→ PROBLEM DESCRIPTION
Copy each line exactly. Drop every picture.

Items from a data source:
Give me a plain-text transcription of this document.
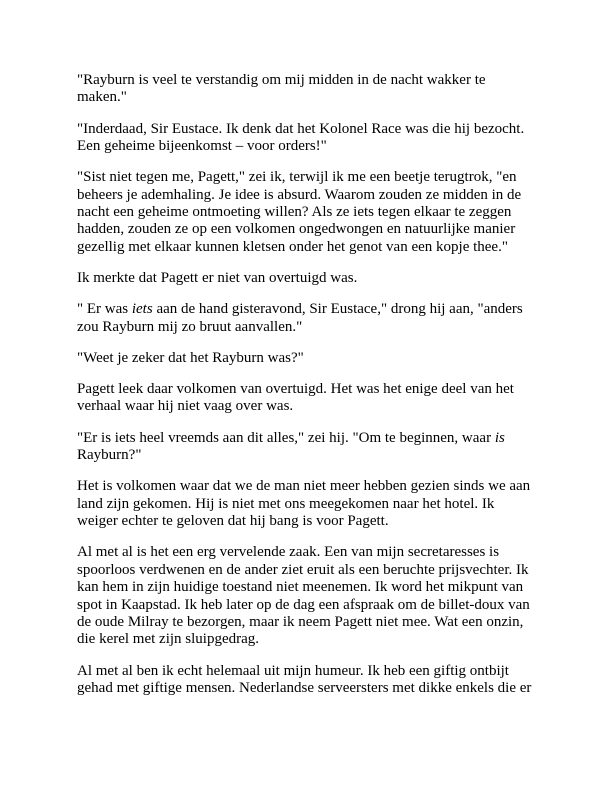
"Rayburn is veel te verstandig om mij midden in de nacht wakker te maken."

"Inderdaad, Sir Eustace. Ik denk dat het Kolonel Race was die hij bezocht. Een geheime bijeenkomst – voor orders!"

"Sist niet tegen me, Pagett," zei ik, terwijl ik me een beetje terugtrok, "en beheers je ademhaling. Je idee is absurd. Waarom zouden ze midden in de nacht een geheime ontmoeting willen? Als ze iets tegen elkaar te zeggen hadden, zouden ze op een volkomen ongedwongen en natuurlijke manier gezellig met elkaar kunnen kletsen onder het genot van een kopje thee."

Ik merkte dat Pagett er niet van overtuigd was.

" Er was iets aan de hand gisteravond, Sir Eustace," drong hij aan, "anders zou Rayburn mij zo bruut aanvallen."

"Weet je zeker dat het Rayburn was?"

Pagett leek daar volkomen van overtuigd. Het was het enige deel van het verhaal waar hij niet vaag over was.

"Er is iets heel vreemds aan dit alles," zei hij. "Om te beginnen, waar is Rayburn?"

Het is volkomen waar dat we de man niet meer hebben gezien sinds we aan land zijn gekomen. Hij is niet met ons meegekomen naar het hotel. Ik weiger echter te geloven dat hij bang is voor Pagett.

Al met al is het een erg vervelende zaak. Een van mijn secretaresses is spoorloos verdwenen en de ander ziet eruit als een beruchte prijsvechter. Ik kan hem in zijn huidige toestand niet meenemen. Ik word het mikpunt van spot in Kaapstad. Ik heb later op de dag een afspraak om de billet-doux van de oude Milray te bezorgen, maar ik neem Pagett niet mee. Wat een onzin, die kerel met zijn sluipgedrag.

Al met al ben ik echt helemaal uit mijn humeur. Ik heb een giftig ontbijt gehad met giftige mensen. Nederlandse serveersters met dikke enkels die er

→ RESPONSE BELOW
Give me a plain-text transcription of this document.
"Rayburn is veel te verstandig om mij midden in de nacht wakker te maken."

"Inderdaad, Sir Eustace. Ik denk dat het Kolonel Race was die hij bezocht. Een geheime bijeenkomst – voor orders!"

"Sist niet tegen me, Pagett," zei ik, terwijl ik me een beetje terugtrok, "en beheers je ademhaling. Je idee is absurd. Waarom zouden ze midden in de nacht een geheime ontmoeting willen? Als ze iets tegen elkaar te zeggen hadden, zouden ze op een volkomen ongedwongen en natuurlijke manier gezellig met elkaar kunnen kletsen onder het genot van een kopje thee."

Ik merkte dat Pagett er niet van overtuigd was.

" Er was iets aan de hand gisteravond, Sir Eustace," drong hij aan, "anders zou Rayburn mij zo bruut aanvallen."

"Weet je zeker dat het Rayburn was?"

Pagett leek daar volkomen van overtuigd. Het was het enige deel van het verhaal waar hij niet vaag over was.

"Er is iets heel vreemds aan dit alles," zei hij. "Om te beginnen, waar is Rayburn?"

Het is volkomen waar dat we de man niet meer hebben gezien sinds we aan land zijn gekomen. Hij is niet met ons meegekomen naar het hotel. Ik weiger echter te geloven dat hij bang is voor Pagett.

Al met al is het een erg vervelende zaak. Een van mijn secretaresses is spoorloos verdwenen en de ander ziet eruit als een beruchte prijsvechter. Ik kan hem in zijn huidige toestand niet meenemen. Ik word het mikpunt van spot in Kaapstad. Ik heb later op de dag een afspraak om de billet-doux van de oude Milray te bezorgen, maar ik neem Pagett niet mee. Wat een onzin, die kerel met zijn sluipgedrag.

Al met al ben ik echt helemaal uit mijn humeur. Ik heb een giftig ontbijt gehad met giftige mensen. Nederlandse serveersters met dikke enkels die er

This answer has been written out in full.